§ **EXERCISE**: Copy down, word for word, the part of the text on torts below that runs from "For an act/omission" to "Breach of Duty.".

§ **TEXT BLOCK**:
In tort, a legal injury does not restrict to only physical injury, it also includes violation of property, violation of privacy, emotion and mental injuries, reputational injuries, economic injuries and infringement of legal rights.

Essentials of Torts

For an act/omission to be considered as Torts, the following elements must be fulfilled:

  1. There must be a wrongful act.
  2. Legal damages to the plaintiff.
  3. Legal Remedy.

1. Wrongful act: 

Not every wrongful act is considered as torts. For an act to be considered as torts, the tortfeasor has to infringe the Private rights of a person. For example; Right to Privacy is a Private Right that can be infringed through trespassing. Right to live with Dignity is also a private that that can be infringed by saying Derogatory terms (Defamation). Even not doing an act can be considered under torts, it is called a Negative act or Negligence. Negligence occurs when the tortfeasor is supposed to perform his duty but he chooses not to, resulting in legal injury to the person. It comes under Breach of Duty.

2. Legal Damages to the Plaintiff:  

Firstly, we need to understand the difference between ‘legal injuries’ and ‘legal damages’.

  • Legal Injury is the infringement of your Legal Rights.
  • Legal Damage is the loss of comfort or money or any physical damage.

Tort believes in two latin maxims; Injuria sine Damnum and Damnum sine Injuria.

  • Injuria sine Damnum means “injury without damage”, or in layman terms when any act from the accused has infringed your legal right but did not create any loss of comfort or money or any physical damage. One of the most popular cases for this is Ashby vs White1, in this case, Ashby went to a polling station to cast vote for his candidate, the defendant White stops him from casting his vote but despite this, the candidate Ashby wants to vote, wins the election. Ashby later sues White, White takes the defence that there was no legal damage to Ashby. The court decided that even though there were no legal damages, still legal injury has been caused. Voting is the legal right of every citizen, stopping him to vote is causing legal injury to him.
  • Damnum sine Injuria is the vice versa of the former. It means “Damage without Injury”, when any act from the accused has caused damages to the person in the form of loss of comfort or monetary or physical injury but not any infringement of legal rights. In such cases, the defendant would not be liable. Case of Gloucester grammar School2 can help us understand this, in this case, the defendant was a former school teacher at Gloucester grammar School, he was very famous amongst students. Later, he decides to quit his job from that school and set up a new one just next to Gloucester grammar School. As he was famous in the former school, all the student from that joined the new school opened by the School teacher. The plaintiff sued him for monetary loss. The court after listening to the facts found out that the defendant (school teacher) will not be liable, even though monetary losses have been caused to the plaintiff because no legal rights of the plaintiff have been violated.

After looking at both cases, we can find that for the tort to be committed, there must be a violation of legal rights or both legal rights and legal damages. 

3. Legal Remedy: 

‘UBI JUS IBI REMEDIUM’ is Latin maxim, which means, ‘Where there is a Right, there is a Remedy’. By this, we can understand that everybody has a private right and those private rights are protected. If everyone has a right that means everyone also has a duty to respect each other right and If someone infringes those rights, there will be a remedy for the plaintiff. For example; X has a private right to live with comfort, If Z tries to infringe his private rights by blowing unnecessary horn inside his house, he can be sued by X for nuisance. In the case of torts, the remedy is mostly in the form of unliquidated damages. In some cases, remedies can be given in the form of punitive damages penalizing the tortfeasor or set an example for others.

§ **GIVEN RECORDS**:
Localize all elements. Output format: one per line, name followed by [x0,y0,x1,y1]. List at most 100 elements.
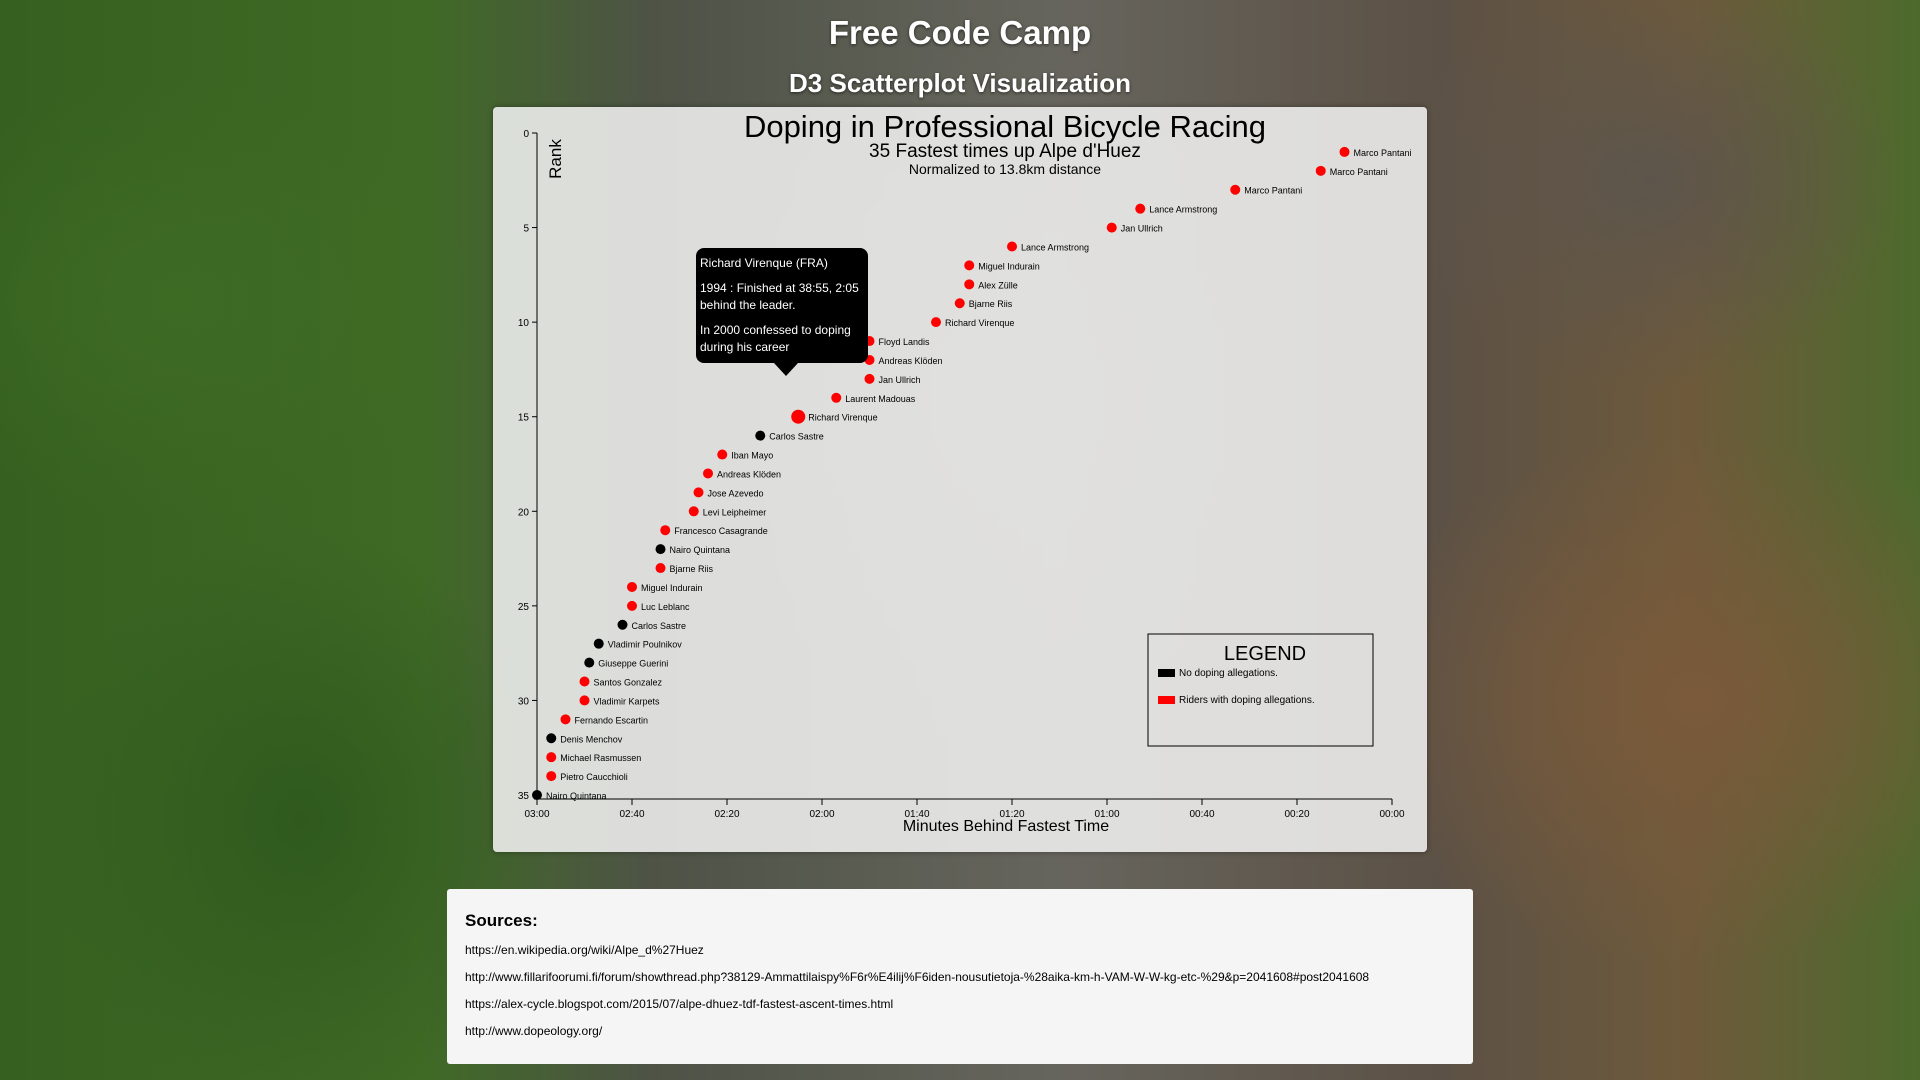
y-tick-label: 0 [523,129,529,140]
source-link[interactable]: http://www.fillarifoorumi.fi/forum/showt… [465,970,1370,984]
axes: 0 5 10 15 20 25 30 35 03:00 02:40 02:20 02:00 01:40 0… [518,129,1405,820]
data-point [546,733,557,744]
data-point [560,714,571,725]
x-tick-label: 01:00 [1094,809,1119,820]
data-point [1135,203,1146,214]
x-tick-label: 03:00 [524,809,549,820]
y-tick-label: 20 [518,507,530,518]
data-point [864,373,875,384]
data-point [954,298,965,309]
legend-title: LEGEND [1224,643,1306,665]
point-label: Andreas Klöden [717,469,781,479]
point-label: Andreas Klöden [879,356,943,366]
source-link[interactable]: https://en.wikipedia.org/wiki/Alpe_d%27H… [465,943,704,957]
legend-label-clean: No doping allegations. [1179,668,1278,679]
data-point [579,695,590,706]
point-label: Richard Virenque [945,318,1014,328]
legend-swatch-clean [1158,669,1175,677]
tooltip-detail: 1994 : Finished at 38:55, 2:05 behind th… [700,281,859,312]
data-point [532,790,542,800]
legend: LEGEND No doping allegations. Riders wit… [1147,633,1374,747]
y-tick-label: 25 [518,602,530,613]
point-label: Miguel Indurain [978,261,1040,271]
data-point [693,487,704,498]
point-label: Giuseppe Guerini [598,659,668,669]
point-label: Iban Mayo [731,451,773,461]
data-point [703,468,713,479]
x-tick-label: 00:40 [1189,809,1214,820]
point-label: Fernando Escartin [575,715,649,725]
point-label: Bjarne Riis [969,299,1013,309]
data-points: Marco Pantani Marco Pantani Marco Pantani L… [532,146,1412,801]
data-point [546,771,557,782]
x-tick-label: 02:40 [619,809,644,820]
point-label: Vladimir Poulnikov [608,640,683,650]
data-point [655,544,666,555]
data-point [964,279,975,290]
x-tick-label: 02:00 [809,809,834,820]
scatterplot: Doping in Professional Bicycle Racing 35… [518,109,1412,835]
point-label: Marco Pantani [1244,186,1302,196]
source-link[interactable]: https://alex-cycle.blogspot.com/2015/07/… [465,997,894,1011]
point-label: Michael Rasmussen [560,753,641,763]
data-point [546,752,557,763]
point-label: Richard Virenque [808,413,877,423]
tooltip: Richard Virenque (FRA) 1994 : Finished a… [696,248,868,376]
data-point [1339,146,1350,157]
sources-title: Sources: [465,911,538,930]
page-title: Free Code Camp [828,14,1092,51]
point-label: Miguel Indurain [641,583,703,593]
point-label: Laurent Madouas [845,394,916,404]
point-label: Vladimir Karpets [594,696,661,706]
tooltip-rider: Richard Virenque (FRA) [700,256,828,270]
legend-label-doping: Riders with doping allegations. [1179,695,1315,706]
x-axis-label: Minutes Behind Fastest Time [903,818,1109,835]
data-point [755,430,766,441]
point-label: Jose Azevedo [708,488,764,498]
chart-panel: Doping in Professional Bicycle Racing 35… [493,107,1427,852]
data-point [1230,184,1241,195]
point-label: Santos Gonzalez [594,678,663,688]
point-label: Nairo Quintana [670,545,731,555]
data-point [627,581,637,592]
y-axis-label: Rank [546,139,565,179]
chart-title: Doping in Professional Bicycle Racing [744,109,1266,144]
data-point [688,506,699,517]
data-point [831,392,842,403]
data-point [1315,165,1326,176]
point-label: Nairo Quintana [546,791,607,801]
x-tick-label: 00:20 [1284,809,1309,820]
point-label: Denis Menchov [560,734,623,744]
data-point [617,619,628,630]
chart-note: Normalized to 13.8km distance [909,161,1101,177]
data-point [627,600,637,611]
data-point [593,638,604,649]
point-label: Levi Leipheimer [703,507,767,517]
y-tick-label: 35 [518,791,530,802]
x-tick-label: 02:20 [714,809,739,820]
point-label: Pietro Caucchioli [560,772,628,782]
data-point [791,409,806,424]
point-label: Jan Ullrich [879,375,921,385]
y-tick-label: 5 [523,224,529,235]
point-label: Carlos Sastre [632,621,687,631]
data-point [964,260,975,271]
sources-panel: Sources: https://en.wikipedia.org/wiki/A… [447,889,1473,1064]
point-label: Luc Leblanc [641,602,690,612]
data-point [1007,241,1017,252]
x-tick-label: 01:20 [999,809,1024,820]
point-label: Lance Armstrong [1149,205,1217,215]
y-tick-label: 30 [518,696,530,707]
data-point [1106,222,1117,233]
point-label: Alex Zülle [978,280,1018,290]
y-tick-label: 10 [518,318,530,329]
source-link[interactable]: http://www.dopeology.org/ [465,1024,603,1038]
point-label: Jan Ullrich [1121,224,1163,234]
data-point [579,676,590,687]
x-tick-label: 01:40 [904,809,929,820]
data-point [655,563,666,574]
point-label: Floyd Landis [879,337,931,347]
point-label: Marco Pantani [1330,167,1388,177]
point-label: Carlos Sastre [769,432,824,442]
data-point [584,657,595,668]
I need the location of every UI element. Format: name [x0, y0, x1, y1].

§ **TASK ANSWER**:
For an act/omission to be considered as Torts, the following elements must be fulfilled:

  1. There must be a wrongful act.
  2. Legal damages to the plaintiff.
  3. Legal Remedy.

1. Wrongful act: 

Not every wrongful act is considered as torts. For an act to be considered as torts, the tortfeasor has to infringe the Private rights of a person. For example; Right to Privacy is a Private Right that can be infringed through trespassing. Right to live with Dignity is also a private that that can be infringed by saying Derogatory terms (Defamation). Even not doing an act can be considered under torts, it is called a Negative act or Negligence. Negligence occurs when the tortfeasor is supposed to perform his duty but he chooses not to, resulting in legal injury to the person. It comes under Breach of Duty.